▶ _ページ抜粋_:
——
就職に失敗し、西成で生活していた國友公司氏

西成は「外国人観光客の街」へと変わったのか?

「外国人観光客の姿はあくまでチラホラ程度。あいりん地区には、インバウンド向けに英語表記を付けるビジネスホテルやドヤもあり、彼らはそこに泊まっています。たしかに、沈没組(長期滞在しているうちに動く気がなくなってしまったバックパッカー)もいますが、報道されているように“旅行者の街”として外国人で賑わっているのかと言えば、そうではありません」  西成がドヤ街と呼ばれるゆえんは、日雇い労働者などに向けた1泊1000円程度で泊まれる簡易宿泊所が立ち並んでいることにある。だが、國友氏によると、ひと言にドヤと言っても、日雇い労働者が中心に住み着いているドヤもあれば、生活保護受給者のみが住んでいる福祉専門のドヤ、その両者が共存しているドヤ、出張サラリーマンが利用するドヤまである。要するに、外国人観光客が泊まれるドヤはほんの一部だというのだ。  國友氏は、西成の飯場(住み込みの寮)で肉体労働をするだけではなく、実際にドヤでスタッフとしても働いていた。そこでは、階によって泊まる人たちのタイプが明確に分けられていたそうだ。 「私が働いていた6階建てのドヤでは、1階から3階までが肉体労働者や生活保護者、4階と5階が出張で来たサラリーマンや日本人観光客、6階のみが外国人観光客と女性でした」
西成

西成のドヤ街(写真提供/國友公司)
——
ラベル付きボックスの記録
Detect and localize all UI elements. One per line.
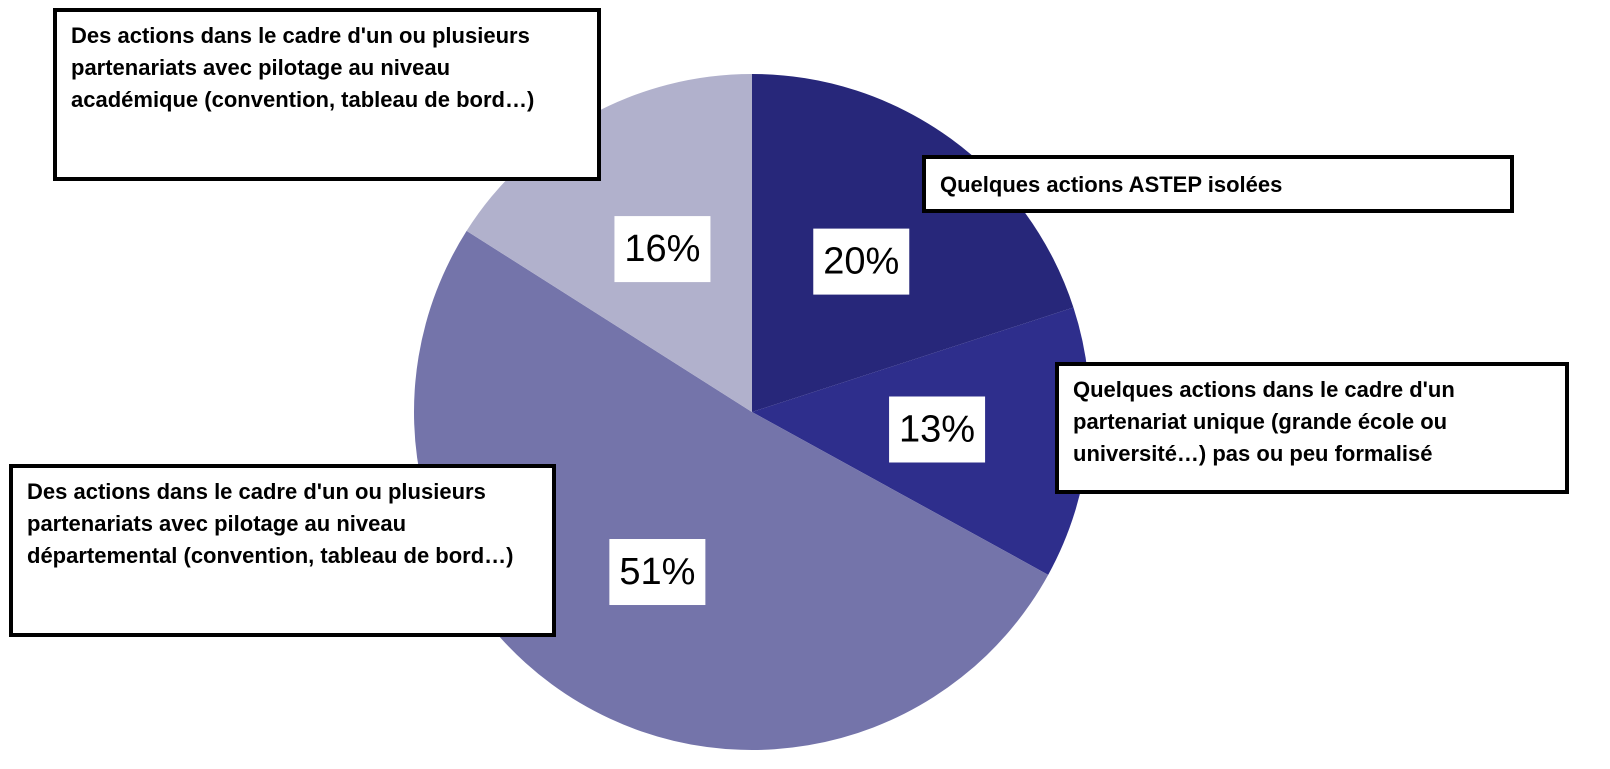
pie-slice (414, 230, 1049, 750)
category-label: Des actions dans le cadre d'un ou plusie… (53, 8, 601, 181)
value-label: 20% (823, 241, 899, 283)
value-label-bg (813, 228, 910, 295)
value-label: 16% (624, 228, 700, 270)
pie-slice (752, 74, 1074, 412)
value-label-bg (614, 216, 711, 283)
value-label: 13% (899, 409, 975, 451)
category-label: Quelques actions ASTEP isolées (922, 155, 1514, 213)
category-label: Des actions dans le cadre d'un ou plusie… (9, 464, 556, 637)
value-label: 51% (619, 551, 695, 593)
value-label-bg (609, 539, 706, 606)
category-label: Quelques actions dans le cadre d'un part… (1055, 362, 1569, 494)
value-label-bg (889, 396, 986, 463)
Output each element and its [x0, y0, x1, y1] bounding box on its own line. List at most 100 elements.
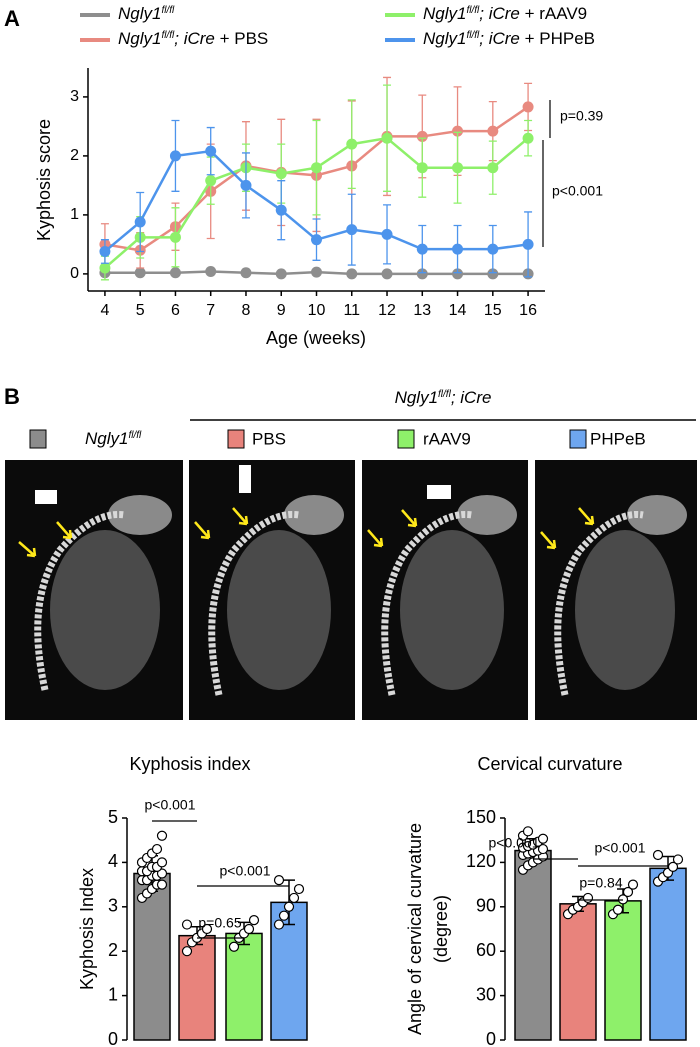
annotation: p<0.001 [489, 835, 540, 851]
legend-label: Ngly1fl/fl; iCre + PHPeB [423, 29, 595, 48]
data-point [452, 243, 464, 255]
x-axis-label: Age (weeks) [266, 328, 366, 348]
data-point [582, 892, 594, 904]
legend-label: rAAV9 [423, 429, 471, 448]
x-tick-label: 14 [449, 302, 467, 319]
data-point [99, 262, 111, 274]
data-point [248, 915, 260, 926]
legend-swatch [29, 429, 47, 449]
legend-swatch [569, 429, 587, 449]
x-tick-label: 6 [171, 302, 180, 319]
data-point [288, 892, 300, 904]
data-point [205, 145, 217, 157]
y-tick-label: 4 [108, 851, 118, 871]
x-tick-label: 13 [413, 302, 431, 319]
y-tick-label: 2 [70, 147, 79, 164]
legend-label: PBS [252, 429, 286, 448]
x-ray-image [189, 460, 355, 720]
x-ray-images [5, 460, 697, 720]
annotation: p<0.001 [595, 840, 646, 856]
data-point [156, 868, 168, 879]
data-point [627, 879, 639, 890]
x-tick-label: 7 [206, 302, 215, 319]
x-tick-label: 16 [519, 302, 537, 319]
panel-label: A [4, 6, 20, 31]
data-point [416, 243, 428, 255]
data-point [487, 125, 499, 137]
data-point [134, 267, 146, 279]
data-point [275, 268, 287, 280]
data-point [346, 224, 358, 236]
legend-swatch [227, 429, 245, 449]
data-point [273, 919, 285, 930]
x-tick-label: 8 [242, 302, 251, 319]
x-tick-label: 15 [484, 302, 502, 319]
y-axis-label: (degree) [431, 895, 451, 963]
annotation: p=0.39 [560, 108, 603, 124]
y-tick-label: 90 [476, 896, 496, 916]
data-point [667, 861, 679, 872]
data-point [311, 266, 322, 278]
data-point [652, 849, 664, 861]
data-point [243, 923, 255, 935]
y-tick-label: 150 [466, 807, 496, 827]
y-tick-label: 120 [466, 851, 496, 871]
bar [559, 903, 597, 1041]
data-point [487, 268, 499, 280]
x-tick-label: 11 [343, 302, 360, 319]
annotation: p=0.84 [579, 875, 622, 891]
data-point [240, 267, 252, 279]
y-axis-label: Kyphosis Index [77, 868, 97, 990]
y-tick-label: 3 [108, 896, 118, 916]
data-point [346, 268, 358, 280]
legend-label: Ngly1fl/fl; iCre + rAAV9 [423, 4, 587, 23]
data-point [487, 162, 499, 174]
data-point [381, 132, 393, 144]
data-point [201, 923, 213, 935]
chart-title: Cervical curvature [477, 754, 622, 774]
data-point [228, 941, 240, 952]
x-ray-image [5, 460, 183, 720]
y-tick-label: 1 [108, 984, 118, 1004]
bar [649, 867, 687, 1041]
y-tick-label: 1 [70, 206, 79, 223]
data-point [522, 826, 534, 837]
data-point [416, 130, 428, 142]
y-axis-label: Angle of cervical curvature [405, 823, 425, 1035]
legend-label: Ngly1fl/fl​ [118, 4, 175, 23]
data-point [311, 234, 322, 246]
data-point [240, 179, 252, 191]
annotation: p=0.65 [198, 915, 241, 931]
y-tick-label: 0 [70, 265, 79, 282]
data-point [452, 162, 464, 174]
data-point [381, 228, 393, 240]
chart-title: Kyphosis index [129, 754, 250, 774]
legend-label: Ngly1fl/fl; iCre + PBS [118, 29, 268, 48]
annotation: p<0.001 [220, 863, 271, 879]
data-point [278, 910, 290, 921]
data-point [181, 946, 193, 957]
x-tick-label: 12 [378, 302, 396, 319]
data-point [169, 150, 181, 162]
data-point [452, 125, 464, 137]
data-point [672, 854, 684, 865]
data-point [169, 231, 181, 243]
y-tick-label: 2 [108, 940, 118, 960]
data-point [151, 843, 163, 855]
data-point [156, 857, 168, 868]
data-point [416, 162, 428, 174]
data-point [612, 904, 624, 915]
data-point [205, 175, 217, 187]
y-tick-label: 0 [486, 1029, 496, 1047]
data-point [522, 101, 534, 113]
data-point [416, 268, 428, 280]
x-tick-label: 5 [136, 302, 145, 319]
data-point [293, 883, 305, 895]
x-ray-image [535, 460, 697, 720]
y-tick-label: 5 [108, 807, 118, 827]
x-tick-label: 9 [277, 302, 286, 319]
legend-swatch [397, 429, 415, 449]
data-point [452, 268, 464, 280]
data-point [273, 875, 285, 886]
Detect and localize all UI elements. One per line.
——
▶ _課題の指示_: 西成のドヤについての文章によると、國友氏が働いていた6階建てのドヤで、外国人観光客と女性が泊まっていたのは何階ですか。

▶ _解答例_: 6階のみです。